Dataset entries on figures:
BEGIN

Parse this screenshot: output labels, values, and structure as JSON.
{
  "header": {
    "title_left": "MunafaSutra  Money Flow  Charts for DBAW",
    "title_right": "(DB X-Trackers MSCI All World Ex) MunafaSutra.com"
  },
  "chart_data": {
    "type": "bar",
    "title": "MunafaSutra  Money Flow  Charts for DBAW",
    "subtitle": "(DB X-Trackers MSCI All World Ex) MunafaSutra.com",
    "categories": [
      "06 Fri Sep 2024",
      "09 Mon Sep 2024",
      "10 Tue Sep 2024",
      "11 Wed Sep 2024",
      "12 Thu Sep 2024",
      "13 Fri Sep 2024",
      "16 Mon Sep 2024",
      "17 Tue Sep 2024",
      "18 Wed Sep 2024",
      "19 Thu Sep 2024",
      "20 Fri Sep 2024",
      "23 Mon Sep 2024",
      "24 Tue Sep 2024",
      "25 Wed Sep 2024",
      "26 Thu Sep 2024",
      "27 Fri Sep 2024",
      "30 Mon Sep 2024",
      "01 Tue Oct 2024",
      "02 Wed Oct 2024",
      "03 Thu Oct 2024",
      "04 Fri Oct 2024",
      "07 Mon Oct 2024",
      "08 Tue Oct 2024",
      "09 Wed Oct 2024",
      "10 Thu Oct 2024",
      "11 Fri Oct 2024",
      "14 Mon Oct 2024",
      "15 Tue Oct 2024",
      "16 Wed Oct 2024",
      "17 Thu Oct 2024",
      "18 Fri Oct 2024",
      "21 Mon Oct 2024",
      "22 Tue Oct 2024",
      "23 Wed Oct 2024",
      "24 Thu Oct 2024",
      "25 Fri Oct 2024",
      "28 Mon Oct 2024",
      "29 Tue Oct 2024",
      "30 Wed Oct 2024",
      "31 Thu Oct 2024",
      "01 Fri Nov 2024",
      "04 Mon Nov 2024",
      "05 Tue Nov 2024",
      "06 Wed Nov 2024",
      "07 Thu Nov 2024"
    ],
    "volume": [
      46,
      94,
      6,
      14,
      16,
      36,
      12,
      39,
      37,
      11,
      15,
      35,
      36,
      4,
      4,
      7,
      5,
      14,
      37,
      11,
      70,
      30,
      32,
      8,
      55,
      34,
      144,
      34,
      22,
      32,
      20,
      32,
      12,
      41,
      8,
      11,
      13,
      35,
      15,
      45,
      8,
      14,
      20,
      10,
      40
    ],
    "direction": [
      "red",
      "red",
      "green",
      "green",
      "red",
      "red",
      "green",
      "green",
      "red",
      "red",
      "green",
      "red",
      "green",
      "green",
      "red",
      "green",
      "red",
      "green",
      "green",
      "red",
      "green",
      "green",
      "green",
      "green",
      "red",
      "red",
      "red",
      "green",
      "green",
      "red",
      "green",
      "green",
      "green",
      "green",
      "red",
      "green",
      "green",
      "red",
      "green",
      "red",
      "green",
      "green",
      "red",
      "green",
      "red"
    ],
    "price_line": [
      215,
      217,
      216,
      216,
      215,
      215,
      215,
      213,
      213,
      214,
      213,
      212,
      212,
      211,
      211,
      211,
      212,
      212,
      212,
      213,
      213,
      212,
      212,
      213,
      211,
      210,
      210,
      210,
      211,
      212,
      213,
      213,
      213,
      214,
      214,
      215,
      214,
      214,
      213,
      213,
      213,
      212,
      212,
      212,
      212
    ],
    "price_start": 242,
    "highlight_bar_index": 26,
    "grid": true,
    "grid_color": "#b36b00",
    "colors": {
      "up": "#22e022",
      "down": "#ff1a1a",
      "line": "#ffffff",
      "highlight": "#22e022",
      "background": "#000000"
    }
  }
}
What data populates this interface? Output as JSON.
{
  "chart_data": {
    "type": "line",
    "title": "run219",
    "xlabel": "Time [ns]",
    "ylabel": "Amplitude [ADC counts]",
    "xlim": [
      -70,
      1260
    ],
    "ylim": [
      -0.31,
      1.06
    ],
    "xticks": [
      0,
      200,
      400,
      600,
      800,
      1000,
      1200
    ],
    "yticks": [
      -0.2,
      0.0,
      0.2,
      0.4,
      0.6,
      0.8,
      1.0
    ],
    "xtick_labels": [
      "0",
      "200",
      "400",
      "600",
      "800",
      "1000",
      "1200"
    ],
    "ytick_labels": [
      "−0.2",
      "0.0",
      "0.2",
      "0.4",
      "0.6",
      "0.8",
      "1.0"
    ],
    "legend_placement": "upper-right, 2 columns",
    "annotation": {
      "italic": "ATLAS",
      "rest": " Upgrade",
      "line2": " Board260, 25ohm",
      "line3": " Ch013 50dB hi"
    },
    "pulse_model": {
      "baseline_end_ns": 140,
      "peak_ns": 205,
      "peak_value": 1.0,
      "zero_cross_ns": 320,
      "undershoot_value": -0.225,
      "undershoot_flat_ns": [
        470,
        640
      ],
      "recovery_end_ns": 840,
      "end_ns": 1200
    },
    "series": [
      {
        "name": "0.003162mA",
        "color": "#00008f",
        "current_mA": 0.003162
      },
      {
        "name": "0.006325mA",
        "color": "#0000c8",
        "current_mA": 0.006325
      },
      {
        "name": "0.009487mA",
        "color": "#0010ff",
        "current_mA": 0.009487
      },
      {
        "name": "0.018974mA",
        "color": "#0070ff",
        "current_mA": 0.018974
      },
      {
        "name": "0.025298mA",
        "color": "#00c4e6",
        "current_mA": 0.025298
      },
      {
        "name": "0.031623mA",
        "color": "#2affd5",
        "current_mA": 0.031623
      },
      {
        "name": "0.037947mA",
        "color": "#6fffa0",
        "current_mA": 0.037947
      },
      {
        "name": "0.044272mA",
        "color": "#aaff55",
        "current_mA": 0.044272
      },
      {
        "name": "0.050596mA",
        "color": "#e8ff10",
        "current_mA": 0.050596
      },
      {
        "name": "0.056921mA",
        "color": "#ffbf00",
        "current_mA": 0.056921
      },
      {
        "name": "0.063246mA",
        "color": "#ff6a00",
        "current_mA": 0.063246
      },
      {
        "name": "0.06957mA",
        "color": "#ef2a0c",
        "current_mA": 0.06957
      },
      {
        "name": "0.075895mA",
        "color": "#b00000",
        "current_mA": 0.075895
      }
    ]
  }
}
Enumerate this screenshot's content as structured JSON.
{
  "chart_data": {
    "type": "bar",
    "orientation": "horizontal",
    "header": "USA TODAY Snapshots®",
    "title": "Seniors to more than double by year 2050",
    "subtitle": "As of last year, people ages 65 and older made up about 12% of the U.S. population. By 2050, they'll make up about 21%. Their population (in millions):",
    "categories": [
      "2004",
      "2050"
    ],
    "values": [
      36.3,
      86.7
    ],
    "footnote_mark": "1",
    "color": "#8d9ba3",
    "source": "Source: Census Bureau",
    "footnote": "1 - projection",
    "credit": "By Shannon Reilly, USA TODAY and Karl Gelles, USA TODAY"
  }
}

END

Exactly reproduce every record.

The completed task:
Parse this screenshot: output labels, values, and structure as JSON.
{
  "header": {
    "title_left": "MunafaSutra  Money Flow  Charts for DBAW",
    "title_right": "(DB X-Trackers MSCI All World Ex) MunafaSutra.com"
  },
  "chart_data": {
    "type": "bar",
    "title": "MunafaSutra  Money Flow  Charts for DBAW",
    "subtitle": "(DB X-Trackers MSCI All World Ex) MunafaSutra.com",
    "categories": [
      "06 Fri Sep 2024",
      "09 Mon Sep 2024",
      "10 Tue Sep 2024",
      "11 Wed Sep 2024",
      "12 Thu Sep 2024",
      "13 Fri Sep 2024",
      "16 Mon Sep 2024",
      "17 Tue Sep 2024",
      "18 Wed Sep 2024",
      "19 Thu Sep 2024",
      "20 Fri Sep 2024",
      "23 Mon Sep 2024",
      "24 Tue Sep 2024",
      "25 Wed Sep 2024",
      "26 Thu Sep 2024",
      "27 Fri Sep 2024",
      "30 Mon Sep 2024",
      "01 Tue Oct 2024",
      "02 Wed Oct 2024",
      "03 Thu Oct 2024",
      "04 Fri Oct 2024",
      "07 Mon Oct 2024",
      "08 Tue Oct 2024",
      "09 Wed Oct 2024",
      "10 Thu Oct 2024",
      "11 Fri Oct 2024",
      "14 Mon Oct 2024",
      "15 Tue Oct 2024",
      "16 Wed Oct 2024",
      "17 Thu Oct 2024",
      "18 Fri Oct 2024",
      "21 Mon Oct 2024",
      "22 Tue Oct 2024",
      "23 Wed Oct 2024",
      "24 Thu Oct 2024",
      "25 Fri Oct 2024",
      "28 Mon Oct 2024",
      "29 Tue Oct 2024",
      "30 Wed Oct 2024",
      "31 Thu Oct 2024",
      "01 Fri Nov 2024",
      "04 Mon Nov 2024",
      "05 Tue Nov 2024",
      "06 Wed Nov 2024",
      "07 Thu Nov 2024"
    ],
    "volume": [
      46,
      94,
      6,
      14,
      16,
      36,
      12,
      39,
      37,
      11,
      15,
      35,
      36,
      4,
      4,
      7,
      5,
      14,
      37,
      11,
      70,
      30,
      32,
      8,
      55,
      34,
      144,
      34,
      22,
      32,
      20,
      32,
      12,
      41,
      8,
      11,
      13,
      35,
      15,
      45,
      8,
      14,
      20,
      10,
      40
    ],
    "direction": [
      "red",
      "red",
      "green",
      "green",
      "red",
      "red",
      "green",
      "green",
      "red",
      "red",
      "green",
      "red",
      "green",
      "green",
      "red",
      "green",
      "red",
      "green",
      "green",
      "red",
      "green",
      "green",
      "green",
      "green",
      "red",
      "red",
      "red",
      "green",
      "green",
      "red",
      "green",
      "green",
      "green",
      "green",
      "red",
      "green",
      "green",
      "red",
      "green",
      "red",
      "green",
      "green",
      "red",
      "green",
      "red"
    ],
    "price_line": [
      215,
      217,
      216,
      216,
      215,
      215,
      215,
      213,
      213,
      214,
      213,
      212,
      212,
      211,
      211,
      211,
      212,
      212,
      212,
      213,
      213,
      212,
      212,
      213,
      211,
      210,
      210,
      210,
      211,
      212,
      213,
      213,
      213,
      214,
      214,
      215,
      214,
      214,
      213,
      213,
      213,
      212,
      212,
      212,
      212
    ],
    "price_start": 242,
    "highlight_bar_index": 26,
    "grid": true,
    "grid_color": "#b36b00",
    "colors": {
      "up": "#22e022",
      "down": "#ff1a1a",
      "line": "#ffffff",
      "highlight": "#22e022",
      "background": "#000000"
    }
  }
}
What data populates this interface? Output as JSON.
{
  "chart_data": {
    "type": "line",
    "title": "run219",
    "xlabel": "Time [ns]",
    "ylabel": "Amplitude [ADC counts]",
    "xlim": [
      -70,
      1260
    ],
    "ylim": [
      -0.31,
      1.06
    ],
    "xticks": [
      0,
      200,
      400,
      600,
      800,
      1000,
      1200
    ],
    "yticks": [
      -0.2,
      0.0,
      0.2,
      0.4,
      0.6,
      0.8,
      1.0
    ],
    "xtick_labels": [
      "0",
      "200",
      "400",
      "600",
      "800",
      "1000",
      "1200"
    ],
    "ytick_labels": [
      "−0.2",
      "0.0",
      "0.2",
      "0.4",
      "0.6",
      "0.8",
      "1.0"
    ],
    "legend_placement": "upper-right, 2 columns",
    "annotation": {
      "italic": "ATLAS",
      "rest": " Upgrade",
      "line2": " Board260, 25ohm",
      "line3": " Ch013 50dB hi"
    },
    "pulse_model": {
      "baseline_end_ns": 140,
      "peak_ns": 205,
      "peak_value": 1.0,
      "zero_cross_ns": 320,
      "undershoot_value": -0.225,
      "undershoot_flat_ns": [
        470,
        640
      ],
      "recovery_end_ns": 840,
      "end_ns": 1200
    },
    "series": [
      {
        "name": "0.003162mA",
        "color": "#00008f",
        "current_mA": 0.003162
      },
      {
        "name": "0.006325mA",
        "color": "#0000c8",
        "current_mA": 0.006325
      },
      {
        "name": "0.009487mA",
        "color": "#0010ff",
        "current_mA": 0.009487
      },
      {
        "name": "0.018974mA",
        "color": "#0070ff",
        "current_mA": 0.018974
      },
      {
        "name": "0.025298mA",
        "color": "#00c4e6",
        "current_mA": 0.025298
      },
      {
        "name": "0.031623mA",
        "color": "#2affd5",
        "current_mA": 0.031623
      },
      {
        "name": "0.037947mA",
        "color": "#6fffa0",
        "current_mA": 0.037947
      },
      {
        "name": "0.044272mA",
        "color": "#aaff55",
        "current_mA": 0.044272
      },
      {
        "name": "0.050596mA",
        "color": "#e8ff10",
        "current_mA": 0.050596
      },
      {
        "name": "0.056921mA",
        "color": "#ffbf00",
        "current_mA": 0.056921
      },
      {
        "name": "0.063246mA",
        "color": "#ff6a00",
        "current_mA": 0.063246
      },
      {
        "name": "0.06957mA",
        "color": "#ef2a0c",
        "current_mA": 0.06957
      },
      {
        "name": "0.075895mA",
        "color": "#b00000",
        "current_mA": 0.075895
      }
    ]
  }
}
Enumerate this screenshot's content as structured JSON.
{
  "chart_data": {
    "type": "bar",
    "orientation": "horizontal",
    "header": "USA TODAY Snapshots®",
    "title": "Seniors to more than double by year 2050",
    "subtitle": "As of last year, people ages 65 and older made up about 12% of the U.S. population. By 2050, they'll make up about 21%. Their population (in millions):",
    "categories": [
      "2004",
      "2050"
    ],
    "values": [
      36.3,
      86.7
    ],
    "footnote_mark": "1",
    "color": "#8d9ba3",
    "source": "Source: Census Bureau",
    "footnote": "1 - projection",
    "credit": "By Shannon Reilly, USA TODAY and Karl Gelles, USA TODAY"
  }
}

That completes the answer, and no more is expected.